Layout element entries
--- begin ---

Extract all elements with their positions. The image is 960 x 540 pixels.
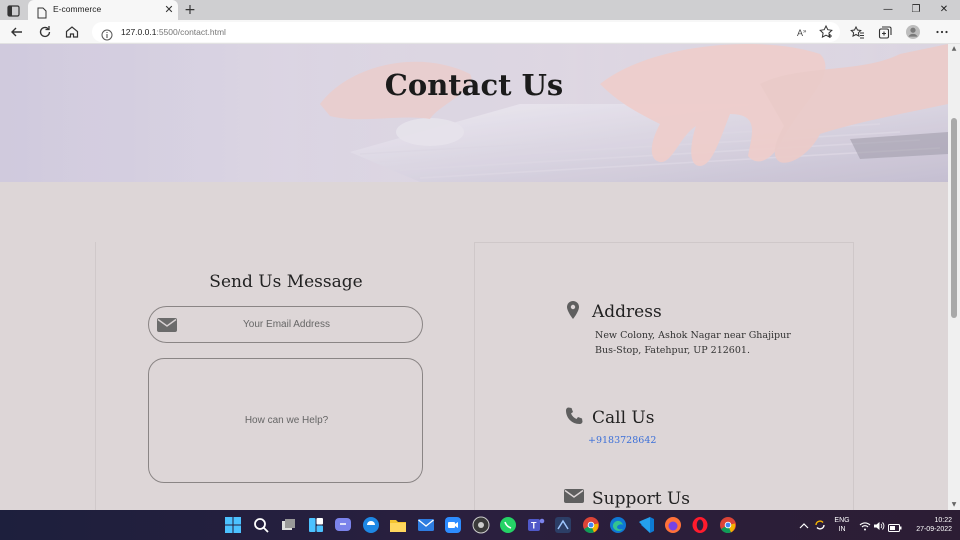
chrome-icon[interactable] xyxy=(582,516,600,534)
read-aloud-icon[interactable]: A» xyxy=(795,24,811,40)
back-icon[interactable] xyxy=(9,24,25,40)
start-icon[interactable] xyxy=(224,516,242,534)
edge-icon[interactable] xyxy=(609,516,627,534)
chrome-icon-2[interactable] xyxy=(719,516,737,534)
restore-button[interactable]: ❐ xyxy=(906,2,926,18)
hero-banner: Contact Us xyxy=(0,44,948,182)
tab-title: E-commerce xyxy=(53,4,102,14)
region-code: IN xyxy=(838,526,846,533)
battery-icon[interactable] xyxy=(888,520,902,532)
zoom-icon[interactable] xyxy=(444,516,462,534)
form-title: Send Us Message xyxy=(209,272,363,292)
new-tab-icon[interactable]: + xyxy=(183,2,197,18)
widgets-icon[interactable] xyxy=(307,516,325,534)
address-line-2: Bus-Stop, Fatehpur, UP 212601. xyxy=(595,345,750,356)
mail-icon[interactable] xyxy=(417,516,435,534)
more-menu-icon[interactable] xyxy=(934,24,950,40)
envelope-icon xyxy=(564,488,584,508)
language-code: ENG xyxy=(834,517,850,524)
address-line-1: New Colony, Ashok Nagar near Ghajipur xyxy=(595,330,791,341)
vscode-icon[interactable] xyxy=(637,516,655,534)
teams-icon[interactable]: T xyxy=(527,516,545,534)
task-view-icon[interactable] xyxy=(280,516,298,534)
contact-section: Send Us Message Your Email Address How c… xyxy=(0,182,948,510)
address-bar[interactable]: 127.0.0.1:5500/contact.html xyxy=(92,22,840,42)
sync-icon[interactable] xyxy=(813,518,827,532)
firefox-icon[interactable] xyxy=(664,516,682,534)
message-placeholder: How can we Help? xyxy=(244,415,329,426)
email-field[interactable]: Your Email Address xyxy=(148,306,423,343)
favorite-add-icon[interactable] xyxy=(818,24,834,40)
svg-text:T: T xyxy=(531,521,537,531)
tab-actions-icon[interactable] xyxy=(6,3,22,17)
window-close-button[interactable]: ✕ xyxy=(934,2,954,18)
phone-link[interactable]: +9183728642 xyxy=(588,435,656,446)
svg-text:»: » xyxy=(803,29,807,35)
browser-tab[interactable]: E-commerce ✕ xyxy=(28,0,178,20)
windows-taskbar: T ENG IN 10:22 27-09-2022 xyxy=(0,510,960,540)
chat-icon[interactable] xyxy=(334,516,352,534)
obs-icon[interactable] xyxy=(472,516,490,534)
favorites-icon[interactable] xyxy=(849,24,865,40)
search-icon[interactable] xyxy=(252,516,270,534)
page-scrollbar[interactable]: ▲ ▼ xyxy=(948,44,960,510)
call-heading: Call Us xyxy=(592,408,655,428)
opera-icon[interactable] xyxy=(691,516,709,534)
chevron-up-icon[interactable] xyxy=(798,519,810,531)
clock-time: 10:22 xyxy=(934,517,952,524)
browser-toolbar: 127.0.0.1:5500/contact.html A» xyxy=(0,20,960,44)
email-placeholder: Your Email Address xyxy=(243,319,330,330)
file-explorer-icon[interactable] xyxy=(389,516,407,534)
profile-avatar-icon[interactable] xyxy=(905,24,921,40)
scroll-up-icon[interactable]: ▲ xyxy=(950,46,958,52)
support-heading: Support Us xyxy=(592,489,691,509)
language-indicator[interactable]: ENG IN xyxy=(830,516,854,540)
refresh-icon[interactable] xyxy=(37,24,53,40)
keyboard-hands-image xyxy=(0,44,948,182)
site-info-icon[interactable] xyxy=(101,26,113,41)
address-text: 127.0.0.1:5500/contact.html xyxy=(121,27,226,37)
wifi-icon[interactable] xyxy=(859,519,871,531)
clock[interactable]: 10:22 27-09-2022 xyxy=(906,516,952,540)
whatsapp-icon[interactable] xyxy=(499,516,517,534)
url-path: :5500/contact.html xyxy=(156,27,226,37)
tab-bar: E-commerce ✕ + — ❐ ✕ xyxy=(0,0,960,20)
url-host: 127.0.0.1 xyxy=(121,27,157,37)
collections-icon[interactable] xyxy=(877,24,893,40)
contact-info-card: Address New Colony, Ashok Nagar near Gha… xyxy=(474,242,854,510)
volume-icon[interactable] xyxy=(873,519,885,531)
message-form: Send Us Message Your Email Address How c… xyxy=(95,242,475,510)
clock-date: 27-09-2022 xyxy=(916,526,952,533)
scroll-thumb[interactable] xyxy=(951,118,957,318)
message-textarea[interactable]: How can we Help? xyxy=(148,358,423,483)
scroll-down-icon[interactable]: ▼ xyxy=(950,502,958,508)
page-icon xyxy=(37,4,47,19)
home-icon[interactable] xyxy=(64,24,80,40)
phone-icon xyxy=(564,406,584,426)
page-title: Contact Us xyxy=(384,68,564,102)
map-pin-icon xyxy=(563,300,583,320)
address-heading: Address xyxy=(592,302,662,322)
tab-close-icon[interactable]: ✕ xyxy=(163,3,175,17)
edge-beta-icon[interactable] xyxy=(362,516,380,534)
minimize-button[interactable]: — xyxy=(878,2,898,18)
app-icon[interactable] xyxy=(554,516,572,534)
page-viewport: Contact Us Send Us Message Your Email Ad… xyxy=(0,44,948,510)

--- end ---

Return every line of the entries above exactly as it stands, leaving out the picture lines.

Extract all elements with their positions. The image is 960 x 540 pixels.
chrome-icon[interactable] xyxy=(582,516,600,534)
read-aloud-icon[interactable]: A» xyxy=(795,24,811,40)
back-icon[interactable] xyxy=(9,24,25,40)
start-icon[interactable] xyxy=(224,516,242,534)
edge-icon[interactable] xyxy=(609,516,627,534)
chrome-icon-2[interactable] xyxy=(719,516,737,534)
restore-button[interactable]: ❐ xyxy=(906,2,926,18)
hero-banner: Contact Us xyxy=(0,44,948,182)
tab-title: E-commerce xyxy=(53,4,102,14)
region-code: IN xyxy=(838,526,846,533)
battery-icon[interactable] xyxy=(888,520,902,532)
zoom-icon[interactable] xyxy=(444,516,462,534)
form-title: Send Us Message xyxy=(209,272,363,292)
new-tab-icon[interactable]: + xyxy=(183,2,197,18)
widgets-icon[interactable] xyxy=(307,516,325,534)
address-line-2: Bus-Stop, Fatehpur, UP 212601. xyxy=(595,345,750,356)
mail-icon[interactable] xyxy=(417,516,435,534)
more-menu-icon[interactable] xyxy=(934,24,950,40)
envelope-icon xyxy=(564,488,584,508)
language-code: ENG xyxy=(834,517,850,524)
address-line-1: New Colony, Ashok Nagar near Ghajipur xyxy=(595,330,791,341)
vscode-icon[interactable] xyxy=(637,516,655,534)
teams-icon[interactable]: T xyxy=(527,516,545,534)
task-view-icon[interactable] xyxy=(280,516,298,534)
contact-section: Send Us Message Your Email Address How c… xyxy=(0,182,948,510)
address-bar[interactable]: 127.0.0.1:5500/contact.html xyxy=(92,22,840,42)
sync-icon[interactable] xyxy=(813,518,827,532)
firefox-icon[interactable] xyxy=(664,516,682,534)
message-placeholder: How can we Help? xyxy=(244,415,329,426)
email-field[interactable]: Your Email Address xyxy=(148,306,423,343)
favorite-add-icon[interactable] xyxy=(818,24,834,40)
svg-text:T: T xyxy=(531,521,537,531)
tab-actions-icon[interactable] xyxy=(6,3,22,17)
window-close-button[interactable]: ✕ xyxy=(934,2,954,18)
phone-link[interactable]: +9183728642 xyxy=(588,435,656,446)
svg-text:»: » xyxy=(803,29,807,35)
browser-tab[interactable]: E-commerce ✕ xyxy=(28,0,178,20)
windows-taskbar: T ENG IN 10:22 27-09-2022 xyxy=(0,510,960,540)
chat-icon[interactable] xyxy=(334,516,352,534)
obs-icon[interactable] xyxy=(472,516,490,534)
favorites-icon[interactable] xyxy=(849,24,865,40)
search-icon[interactable] xyxy=(252,516,270,534)
page-scrollbar[interactable]: ▲ ▼ xyxy=(948,44,960,510)
call-heading: Call Us xyxy=(592,408,655,428)
opera-icon[interactable] xyxy=(691,516,709,534)
chevron-up-icon[interactable] xyxy=(798,519,810,531)
clock-time: 10:22 xyxy=(934,517,952,524)
browser-toolbar: 127.0.0.1:5500/contact.html A» xyxy=(0,20,960,44)
email-placeholder: Your Email Address xyxy=(243,319,330,330)
file-explorer-icon[interactable] xyxy=(389,516,407,534)
profile-avatar-icon[interactable] xyxy=(905,24,921,40)
scroll-up-icon[interactable]: ▲ xyxy=(950,46,958,52)
support-heading: Support Us xyxy=(592,489,691,509)
language-indicator[interactable]: ENG IN xyxy=(830,516,854,540)
refresh-icon[interactable] xyxy=(37,24,53,40)
keyboard-hands-image xyxy=(0,44,948,182)
site-info-icon[interactable] xyxy=(101,26,113,41)
address-text: 127.0.0.1:5500/contact.html xyxy=(121,27,226,37)
wifi-icon[interactable] xyxy=(859,519,871,531)
clock[interactable]: 10:22 27-09-2022 xyxy=(906,516,952,540)
whatsapp-icon[interactable] xyxy=(499,516,517,534)
url-path: :5500/contact.html xyxy=(156,27,226,37)
tab-bar: E-commerce ✕ + — ❐ ✕ xyxy=(0,0,960,20)
url-host: 127.0.0.1 xyxy=(121,27,157,37)
collections-icon[interactable] xyxy=(877,24,893,40)
contact-info-card: Address New Colony, Ashok Nagar near Gha… xyxy=(474,242,854,510)
volume-icon[interactable] xyxy=(873,519,885,531)
message-form: Send Us Message Your Email Address How c… xyxy=(95,242,475,510)
clock-date: 27-09-2022 xyxy=(916,526,952,533)
scroll-thumb[interactable] xyxy=(951,118,957,318)
message-textarea[interactable]: How can we Help? xyxy=(148,358,423,483)
scroll-down-icon[interactable]: ▼ xyxy=(950,502,958,508)
page-icon xyxy=(37,4,47,19)
home-icon[interactable] xyxy=(64,24,80,40)
phone-icon xyxy=(564,406,584,426)
page-title: Contact Us xyxy=(384,68,564,102)
map-pin-icon xyxy=(563,300,583,320)
address-heading: Address xyxy=(592,302,662,322)
tab-close-icon[interactable]: ✕ xyxy=(163,3,175,17)
edge-beta-icon[interactable] xyxy=(362,516,380,534)
minimize-button[interactable]: — xyxy=(878,2,898,18)
app-icon[interactable] xyxy=(554,516,572,534)
page-viewport: Contact Us Send Us Message Your Email Ad… xyxy=(0,44,948,510)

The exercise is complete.